DESCRIPTION OF THE TASK – Quote the records beneath, complete and exact. Leave out images.

Saved entries
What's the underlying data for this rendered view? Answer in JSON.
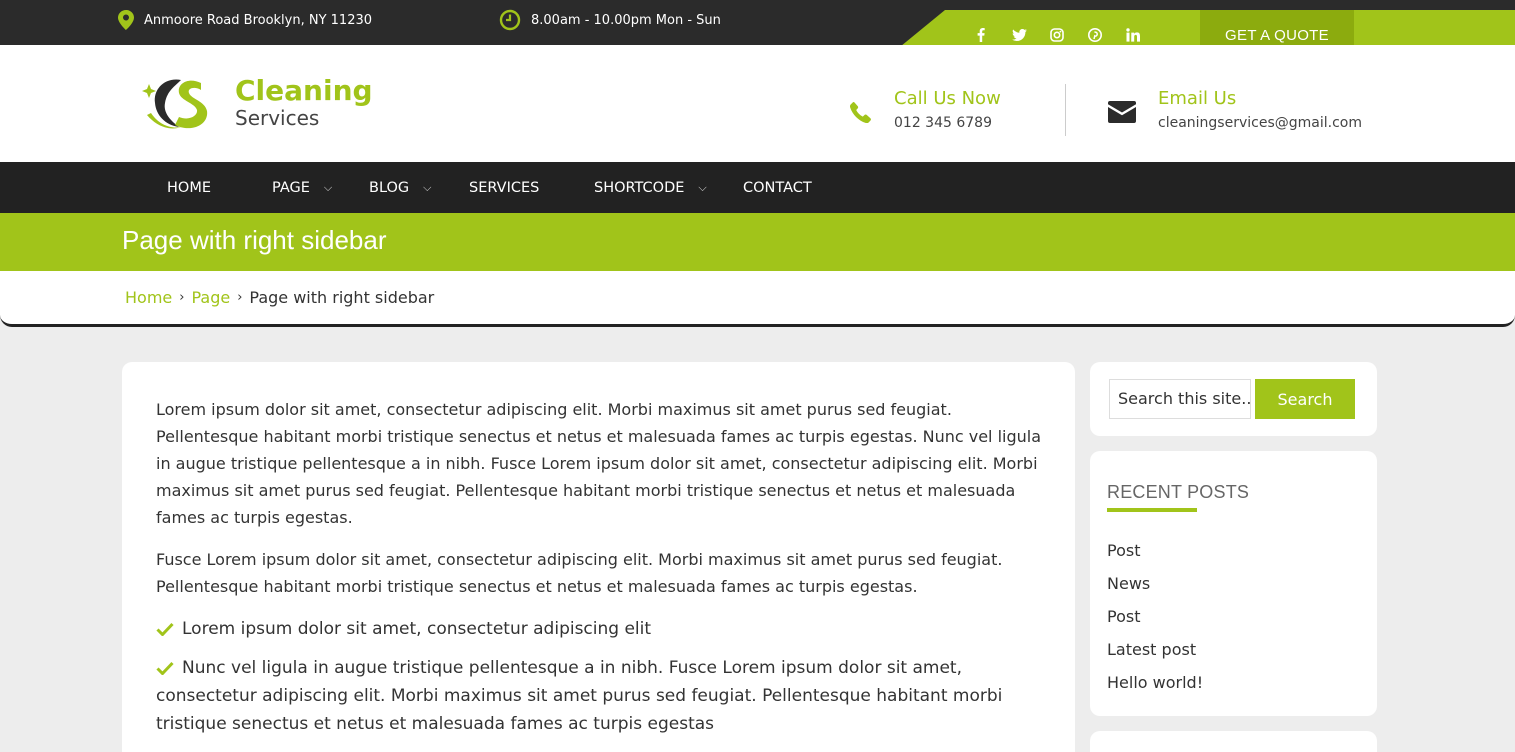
{
  "topbar": {
    "address": "Anmoore Road Brooklyn, NY 11230",
    "hours": "8.00am - 10.00pm Mon - Sun",
    "social": [
      "facebook-icon",
      "twitter-icon",
      "instagram-icon",
      "pinterest-icon",
      "linkedin-icon"
    ],
    "quote_label": "GET A QUOTE"
  },
  "logo": {
    "title": "Cleaning",
    "subtitle": "Services"
  },
  "contact": {
    "call_title": "Call Us Now",
    "call_value": "012 345 6789",
    "email_title": "Email Us",
    "email_value": "cleaningservices@gmail.com"
  },
  "nav": [
    {
      "label": "HOME"
    },
    {
      "label": "PAGE"
    },
    {
      "label": "BLOG"
    },
    {
      "label": "SERVICES"
    },
    {
      "label": "SHORTCODE"
    },
    {
      "label": "CONTACT"
    }
  ],
  "page_title": "Page with right sidebar",
  "breadcrumb": {
    "home": "Home",
    "page": "Page",
    "current": "Page with right sidebar"
  },
  "content": {
    "p1": "Lorem ipsum dolor sit amet, consectetur adipiscing elit. Morbi maximus sit amet purus sed feugiat. Pellentesque habitant morbi tristique senectus et netus et malesuada fames ac turpis egestas. Nunc vel ligula in augue tristique pellentesque a in nibh. Fusce Lorem ipsum dolor sit amet, consectetur adipiscing elit. Morbi maximus sit amet purus sed feugiat. Pellentesque habitant morbi tristique senectus et netus et malesuada fames ac turpis egestas.",
    "p2": "Fusce Lorem ipsum dolor sit amet, consectetur adipiscing elit. Morbi maximus sit amet purus sed feugiat. Pellentesque habitant morbi tristique senectus et netus et malesuada fames ac turpis egestas.",
    "list": [
      "Lorem ipsum dolor sit amet, consectetur adipiscing elit",
      "Nunc vel ligula in augue tristique pellentesque a in nibh. Fusce Lorem ipsum dolor sit amet, consectetur adipiscing elit. Morbi maximus sit amet purus sed feugiat. Pellentesque habitant morbi tristique senectus et netus et malesuada fames ac turpis egestas"
    ]
  },
  "sidebar": {
    "search_placeholder": "Search this site...",
    "search_button": "Search",
    "recent_title": "RECENT POSTS",
    "recent": [
      "Post",
      "News",
      "Post",
      "Latest post",
      "Hello world!"
    ]
  },
  "colors": {
    "accent": "#a1c41a",
    "dark": "#222222",
    "topbar": "#2b2b2b",
    "quote_button": "#8cab0e"
  }
}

SOLUTION TO THIS PROBLEM –
What's the underlying data for this rendered view? Answer in JSON.
{
  "topbar": {
    "address": "Anmoore Road Brooklyn, NY 11230",
    "hours": "8.00am - 10.00pm Mon - Sun",
    "social": [
      "facebook-icon",
      "twitter-icon",
      "instagram-icon",
      "pinterest-icon",
      "linkedin-icon"
    ],
    "quote_label": "GET A QUOTE"
  },
  "logo": {
    "title": "Cleaning",
    "subtitle": "Services"
  },
  "contact": {
    "call_title": "Call Us Now",
    "call_value": "012 345 6789",
    "email_title": "Email Us",
    "email_value": "cleaningservices@gmail.com"
  },
  "nav": [
    {
      "label": "HOME"
    },
    {
      "label": "PAGE"
    },
    {
      "label": "BLOG"
    },
    {
      "label": "SERVICES"
    },
    {
      "label": "SHORTCODE"
    },
    {
      "label": "CONTACT"
    }
  ],
  "page_title": "Page with right sidebar",
  "breadcrumb": {
    "home": "Home",
    "page": "Page",
    "current": "Page with right sidebar"
  },
  "content": {
    "p1": "Lorem ipsum dolor sit amet, consectetur adipiscing elit. Morbi maximus sit amet purus sed feugiat. Pellentesque habitant morbi tristique senectus et netus et malesuada fames ac turpis egestas. Nunc vel ligula in augue tristique pellentesque a in nibh. Fusce Lorem ipsum dolor sit amet, consectetur adipiscing elit. Morbi maximus sit amet purus sed feugiat. Pellentesque habitant morbi tristique senectus et netus et malesuada fames ac turpis egestas.",
    "p2": "Fusce Lorem ipsum dolor sit amet, consectetur adipiscing elit. Morbi maximus sit amet purus sed feugiat. Pellentesque habitant morbi tristique senectus et netus et malesuada fames ac turpis egestas.",
    "list": [
      "Lorem ipsum dolor sit amet, consectetur adipiscing elit",
      "Nunc vel ligula in augue tristique pellentesque a in nibh. Fusce Lorem ipsum dolor sit amet, consectetur adipiscing elit. Morbi maximus sit amet purus sed feugiat. Pellentesque habitant morbi tristique senectus et netus et malesuada fames ac turpis egestas"
    ]
  },
  "sidebar": {
    "search_placeholder": "Search this site...",
    "search_button": "Search",
    "recent_title": "RECENT POSTS",
    "recent": [
      "Post",
      "News",
      "Post",
      "Latest post",
      "Hello world!"
    ]
  },
  "colors": {
    "accent": "#a1c41a",
    "dark": "#222222",
    "topbar": "#2b2b2b",
    "quote_button": "#8cab0e"
  }
}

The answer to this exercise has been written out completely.